* _WHAT THIS TASK INVOLVES_
Filter the entries that follow, copying every line in which the word "anesthesia" appears.
>> BEGIN DATA TO PROCESS
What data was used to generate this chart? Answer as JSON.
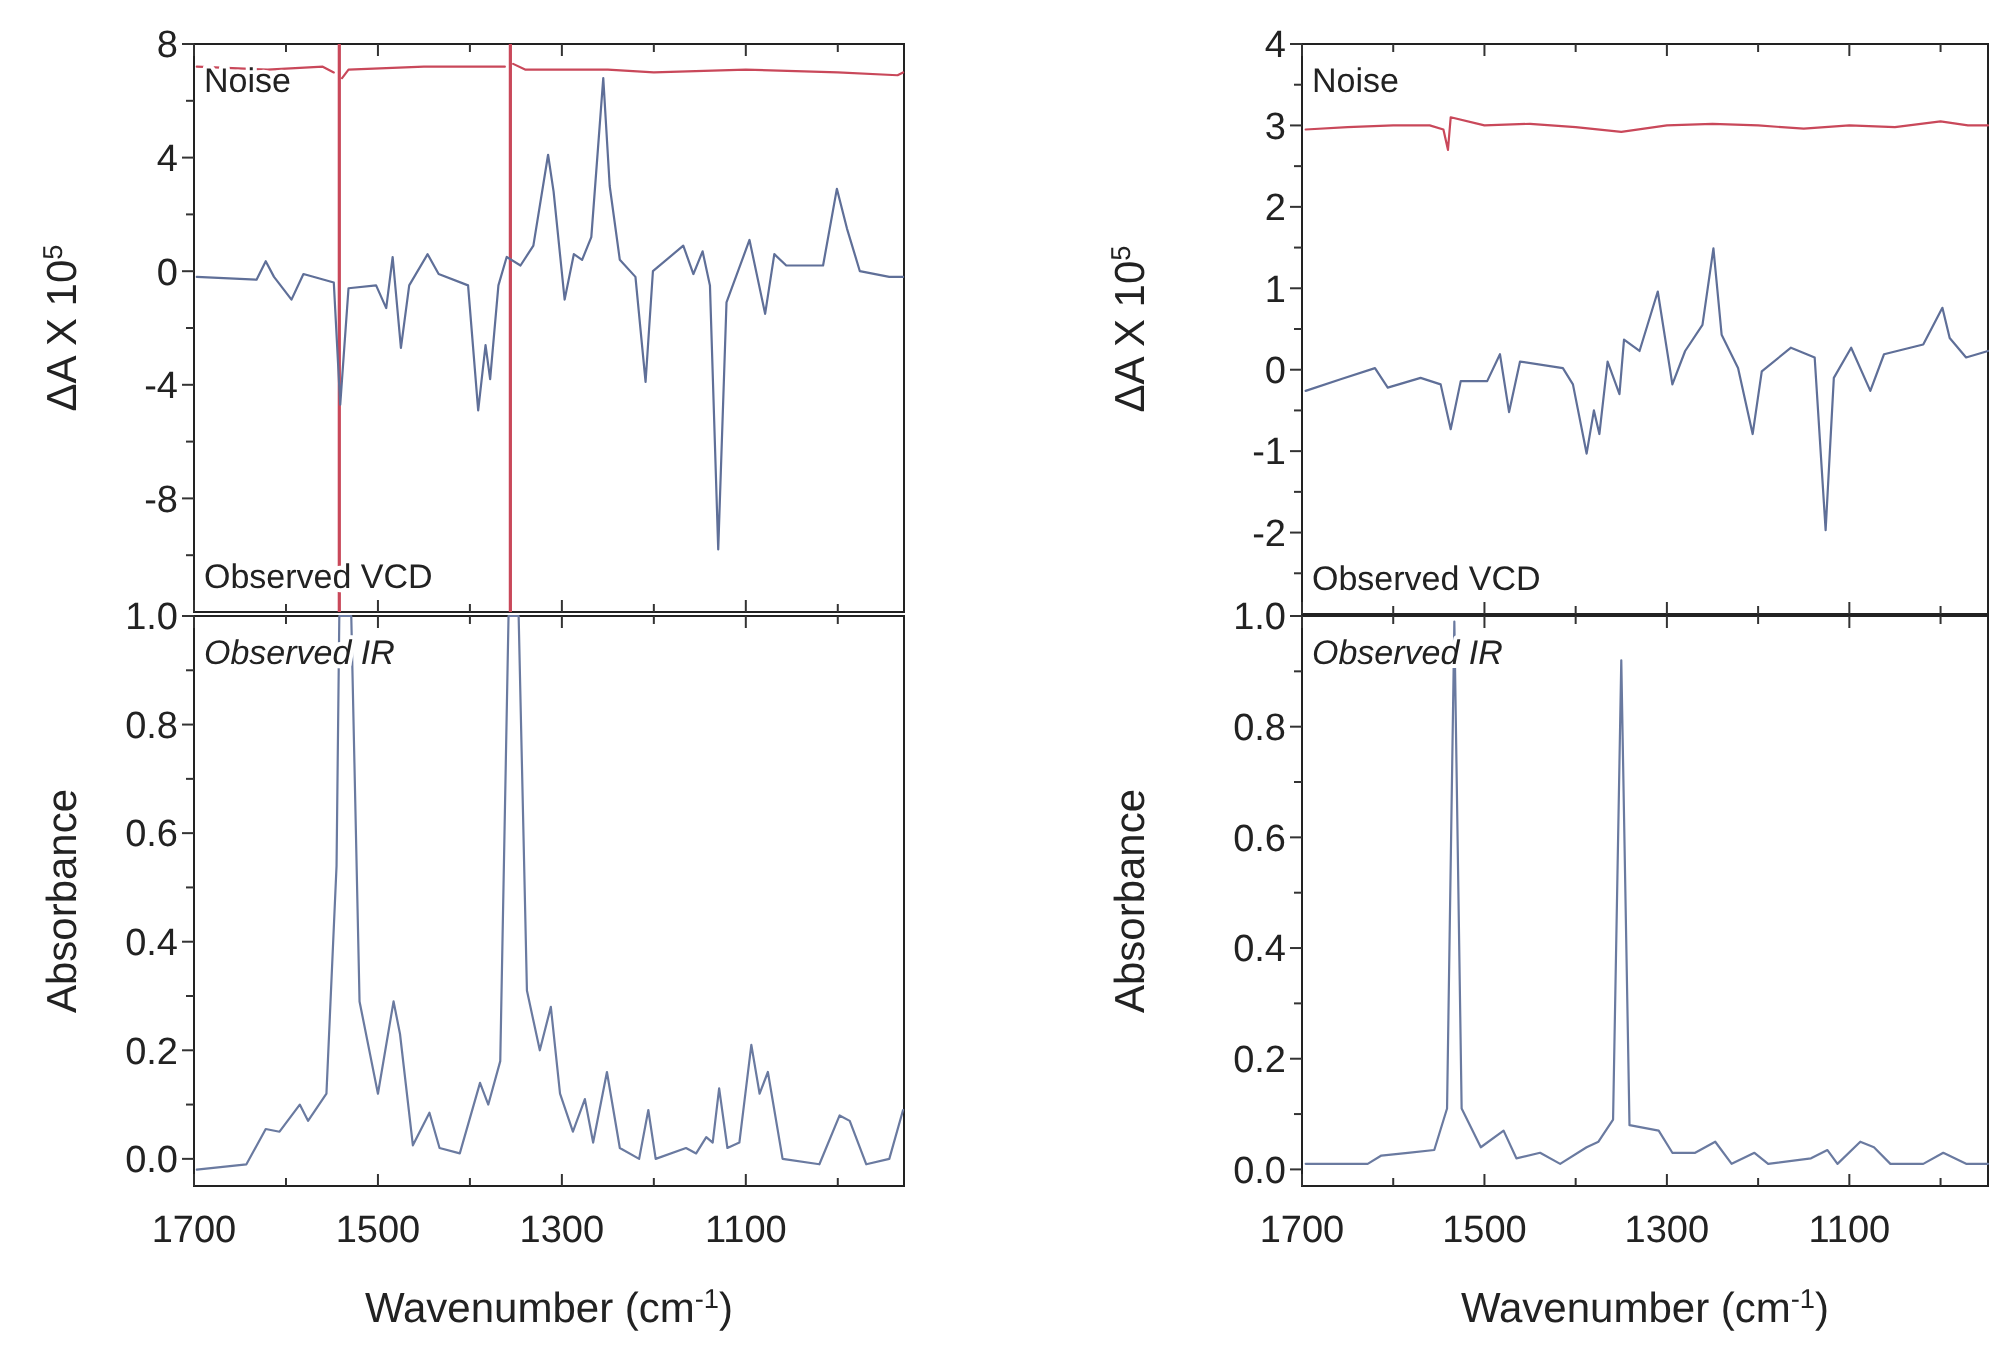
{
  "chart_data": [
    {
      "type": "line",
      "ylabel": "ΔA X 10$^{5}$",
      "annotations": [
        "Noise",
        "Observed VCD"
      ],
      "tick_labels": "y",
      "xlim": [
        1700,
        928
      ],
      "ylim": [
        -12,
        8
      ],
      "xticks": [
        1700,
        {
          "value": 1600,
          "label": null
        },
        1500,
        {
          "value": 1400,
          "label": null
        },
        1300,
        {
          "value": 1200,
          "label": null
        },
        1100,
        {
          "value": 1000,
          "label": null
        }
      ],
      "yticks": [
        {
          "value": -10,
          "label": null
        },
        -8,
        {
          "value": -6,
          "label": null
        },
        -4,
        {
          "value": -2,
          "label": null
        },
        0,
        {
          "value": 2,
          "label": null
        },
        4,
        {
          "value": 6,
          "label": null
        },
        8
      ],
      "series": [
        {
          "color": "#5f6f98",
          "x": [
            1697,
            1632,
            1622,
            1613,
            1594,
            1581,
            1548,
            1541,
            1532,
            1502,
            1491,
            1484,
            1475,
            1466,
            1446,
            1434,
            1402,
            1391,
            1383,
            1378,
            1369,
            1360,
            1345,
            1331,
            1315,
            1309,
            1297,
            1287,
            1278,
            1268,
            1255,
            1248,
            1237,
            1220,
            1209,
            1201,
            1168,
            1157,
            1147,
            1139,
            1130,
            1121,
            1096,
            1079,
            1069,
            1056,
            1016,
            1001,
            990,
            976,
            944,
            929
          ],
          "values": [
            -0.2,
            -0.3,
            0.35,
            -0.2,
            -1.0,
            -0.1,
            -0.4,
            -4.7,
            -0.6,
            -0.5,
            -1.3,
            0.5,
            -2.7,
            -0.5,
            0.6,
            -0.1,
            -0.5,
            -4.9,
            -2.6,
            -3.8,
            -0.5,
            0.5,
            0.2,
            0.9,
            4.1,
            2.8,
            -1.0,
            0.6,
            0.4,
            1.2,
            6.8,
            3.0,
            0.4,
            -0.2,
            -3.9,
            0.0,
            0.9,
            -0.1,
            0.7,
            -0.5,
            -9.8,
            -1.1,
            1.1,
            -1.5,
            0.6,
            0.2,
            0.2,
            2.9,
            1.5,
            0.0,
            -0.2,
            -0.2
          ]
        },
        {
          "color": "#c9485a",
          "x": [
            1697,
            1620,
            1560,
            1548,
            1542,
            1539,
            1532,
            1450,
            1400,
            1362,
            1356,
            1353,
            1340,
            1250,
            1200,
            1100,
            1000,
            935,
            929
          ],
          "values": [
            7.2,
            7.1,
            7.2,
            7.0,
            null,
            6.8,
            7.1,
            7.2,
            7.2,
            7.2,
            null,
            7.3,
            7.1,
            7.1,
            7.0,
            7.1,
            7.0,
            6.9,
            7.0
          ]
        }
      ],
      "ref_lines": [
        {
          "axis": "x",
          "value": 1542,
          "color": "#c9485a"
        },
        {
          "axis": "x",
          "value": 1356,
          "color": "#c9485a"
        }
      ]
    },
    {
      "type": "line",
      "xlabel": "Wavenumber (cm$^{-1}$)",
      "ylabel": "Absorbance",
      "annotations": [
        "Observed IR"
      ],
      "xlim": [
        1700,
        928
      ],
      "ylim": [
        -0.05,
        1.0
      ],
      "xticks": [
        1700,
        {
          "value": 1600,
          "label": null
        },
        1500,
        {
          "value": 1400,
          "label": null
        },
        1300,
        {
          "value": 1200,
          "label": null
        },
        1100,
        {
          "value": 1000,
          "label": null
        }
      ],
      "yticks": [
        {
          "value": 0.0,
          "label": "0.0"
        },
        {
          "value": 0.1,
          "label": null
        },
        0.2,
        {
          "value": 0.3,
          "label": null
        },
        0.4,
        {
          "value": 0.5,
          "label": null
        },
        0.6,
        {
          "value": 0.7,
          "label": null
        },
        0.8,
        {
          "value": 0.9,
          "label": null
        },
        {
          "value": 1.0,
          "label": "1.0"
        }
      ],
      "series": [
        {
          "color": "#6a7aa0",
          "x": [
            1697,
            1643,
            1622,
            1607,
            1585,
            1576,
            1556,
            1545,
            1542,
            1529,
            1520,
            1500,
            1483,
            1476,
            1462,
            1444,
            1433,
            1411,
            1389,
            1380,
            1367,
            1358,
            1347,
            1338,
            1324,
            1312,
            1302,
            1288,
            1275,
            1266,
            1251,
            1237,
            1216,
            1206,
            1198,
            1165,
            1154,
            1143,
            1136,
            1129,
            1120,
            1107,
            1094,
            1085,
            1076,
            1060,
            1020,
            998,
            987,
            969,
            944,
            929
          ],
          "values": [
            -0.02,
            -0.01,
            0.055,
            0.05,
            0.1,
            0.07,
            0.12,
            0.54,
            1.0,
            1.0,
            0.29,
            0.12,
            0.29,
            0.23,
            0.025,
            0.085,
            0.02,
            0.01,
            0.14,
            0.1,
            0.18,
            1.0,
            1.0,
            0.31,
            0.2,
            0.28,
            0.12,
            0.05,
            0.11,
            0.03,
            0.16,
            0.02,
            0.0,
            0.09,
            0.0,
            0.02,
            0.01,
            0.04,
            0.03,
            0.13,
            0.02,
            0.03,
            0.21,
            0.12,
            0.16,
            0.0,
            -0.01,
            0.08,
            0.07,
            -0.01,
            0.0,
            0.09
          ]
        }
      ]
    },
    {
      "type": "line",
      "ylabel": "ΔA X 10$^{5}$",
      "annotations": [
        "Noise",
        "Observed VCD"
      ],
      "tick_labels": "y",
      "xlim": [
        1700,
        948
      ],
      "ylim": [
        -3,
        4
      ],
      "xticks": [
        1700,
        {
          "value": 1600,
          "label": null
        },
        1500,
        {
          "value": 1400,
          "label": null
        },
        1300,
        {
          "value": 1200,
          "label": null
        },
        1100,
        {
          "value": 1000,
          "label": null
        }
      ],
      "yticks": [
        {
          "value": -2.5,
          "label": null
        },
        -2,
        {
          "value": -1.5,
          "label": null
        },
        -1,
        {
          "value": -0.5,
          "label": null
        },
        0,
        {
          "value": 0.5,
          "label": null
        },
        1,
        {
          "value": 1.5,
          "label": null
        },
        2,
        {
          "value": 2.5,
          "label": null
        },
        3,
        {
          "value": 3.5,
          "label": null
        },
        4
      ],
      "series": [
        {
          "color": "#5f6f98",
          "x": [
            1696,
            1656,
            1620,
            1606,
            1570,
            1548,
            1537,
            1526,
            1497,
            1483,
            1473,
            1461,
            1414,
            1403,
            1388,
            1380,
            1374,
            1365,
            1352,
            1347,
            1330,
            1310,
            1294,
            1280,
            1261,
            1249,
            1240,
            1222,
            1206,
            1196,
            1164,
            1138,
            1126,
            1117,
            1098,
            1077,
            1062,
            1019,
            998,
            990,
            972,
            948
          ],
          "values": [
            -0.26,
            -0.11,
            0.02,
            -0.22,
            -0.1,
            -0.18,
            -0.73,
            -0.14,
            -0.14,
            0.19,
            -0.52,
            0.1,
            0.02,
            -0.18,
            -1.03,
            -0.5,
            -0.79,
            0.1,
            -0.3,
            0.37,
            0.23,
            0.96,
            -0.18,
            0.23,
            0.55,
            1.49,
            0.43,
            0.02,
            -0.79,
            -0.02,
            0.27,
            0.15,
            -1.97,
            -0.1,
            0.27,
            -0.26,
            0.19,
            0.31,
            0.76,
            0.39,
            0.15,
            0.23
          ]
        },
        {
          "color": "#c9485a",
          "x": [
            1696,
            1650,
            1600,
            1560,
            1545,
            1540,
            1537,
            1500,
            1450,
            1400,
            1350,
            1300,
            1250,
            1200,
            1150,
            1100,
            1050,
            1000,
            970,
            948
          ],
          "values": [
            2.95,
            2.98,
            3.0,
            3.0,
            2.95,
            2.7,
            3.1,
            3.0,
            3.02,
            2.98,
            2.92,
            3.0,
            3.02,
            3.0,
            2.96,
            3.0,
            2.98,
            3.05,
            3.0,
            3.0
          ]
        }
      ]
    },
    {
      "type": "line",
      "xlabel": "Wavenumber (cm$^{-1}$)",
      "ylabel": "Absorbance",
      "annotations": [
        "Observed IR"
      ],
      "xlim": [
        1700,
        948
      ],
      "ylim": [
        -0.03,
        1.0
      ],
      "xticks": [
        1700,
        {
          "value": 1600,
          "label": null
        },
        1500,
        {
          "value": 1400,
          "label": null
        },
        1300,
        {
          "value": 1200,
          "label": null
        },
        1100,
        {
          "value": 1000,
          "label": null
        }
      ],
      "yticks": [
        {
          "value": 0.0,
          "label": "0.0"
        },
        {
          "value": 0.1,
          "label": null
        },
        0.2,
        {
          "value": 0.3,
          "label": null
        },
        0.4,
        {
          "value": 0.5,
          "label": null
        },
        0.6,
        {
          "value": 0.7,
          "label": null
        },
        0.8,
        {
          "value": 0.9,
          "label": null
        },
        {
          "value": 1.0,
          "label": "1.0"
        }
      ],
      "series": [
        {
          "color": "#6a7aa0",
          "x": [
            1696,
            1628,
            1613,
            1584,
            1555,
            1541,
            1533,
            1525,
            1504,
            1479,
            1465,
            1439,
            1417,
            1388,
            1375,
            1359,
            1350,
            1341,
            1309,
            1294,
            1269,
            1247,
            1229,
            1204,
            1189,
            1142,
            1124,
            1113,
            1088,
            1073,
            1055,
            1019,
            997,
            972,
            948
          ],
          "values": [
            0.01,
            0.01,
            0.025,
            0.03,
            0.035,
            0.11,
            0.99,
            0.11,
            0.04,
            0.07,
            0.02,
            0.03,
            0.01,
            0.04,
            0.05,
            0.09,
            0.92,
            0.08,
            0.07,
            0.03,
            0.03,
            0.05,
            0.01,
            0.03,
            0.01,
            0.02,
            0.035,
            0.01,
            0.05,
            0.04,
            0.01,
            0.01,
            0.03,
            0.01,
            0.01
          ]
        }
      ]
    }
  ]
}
>> END DATA TO PROCESS
>> BEGIN DATA TO PROCESS
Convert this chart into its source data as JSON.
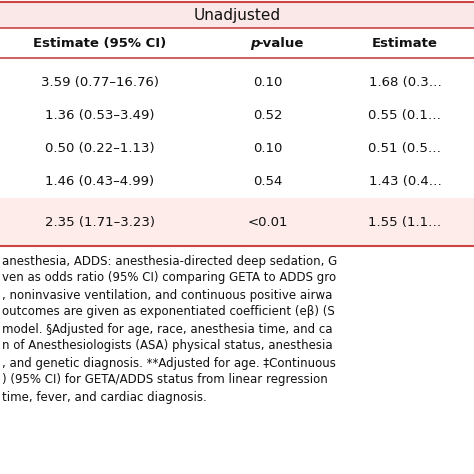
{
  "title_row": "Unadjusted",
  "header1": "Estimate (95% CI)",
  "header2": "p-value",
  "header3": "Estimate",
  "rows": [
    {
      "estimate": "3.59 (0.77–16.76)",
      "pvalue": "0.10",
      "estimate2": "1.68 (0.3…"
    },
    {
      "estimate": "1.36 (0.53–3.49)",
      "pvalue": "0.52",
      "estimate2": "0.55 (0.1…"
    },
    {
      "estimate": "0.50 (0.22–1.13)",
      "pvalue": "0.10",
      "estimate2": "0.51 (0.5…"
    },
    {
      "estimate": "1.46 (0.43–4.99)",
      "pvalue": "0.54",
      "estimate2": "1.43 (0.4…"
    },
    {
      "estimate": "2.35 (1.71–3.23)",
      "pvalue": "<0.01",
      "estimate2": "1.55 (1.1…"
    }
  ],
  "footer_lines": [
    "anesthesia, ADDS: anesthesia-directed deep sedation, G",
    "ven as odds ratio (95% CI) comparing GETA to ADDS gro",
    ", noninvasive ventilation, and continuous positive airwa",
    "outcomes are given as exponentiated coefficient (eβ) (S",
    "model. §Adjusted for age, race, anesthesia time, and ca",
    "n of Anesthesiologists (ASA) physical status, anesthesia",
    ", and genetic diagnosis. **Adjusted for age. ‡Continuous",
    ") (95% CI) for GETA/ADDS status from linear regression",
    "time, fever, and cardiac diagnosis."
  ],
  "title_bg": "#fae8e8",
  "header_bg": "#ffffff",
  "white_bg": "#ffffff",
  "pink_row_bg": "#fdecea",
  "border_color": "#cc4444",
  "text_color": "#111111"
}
>> END DATA TO PROCESS
* _EXPECTED ANSWER_
    "anesthesia, ADDS: anesthesia-directed deep sedation, G",
    "model. §Adjusted for age, race, anesthesia time, and ca",
    "n of Anesthesiologists (ASA) physical status, anesthesia",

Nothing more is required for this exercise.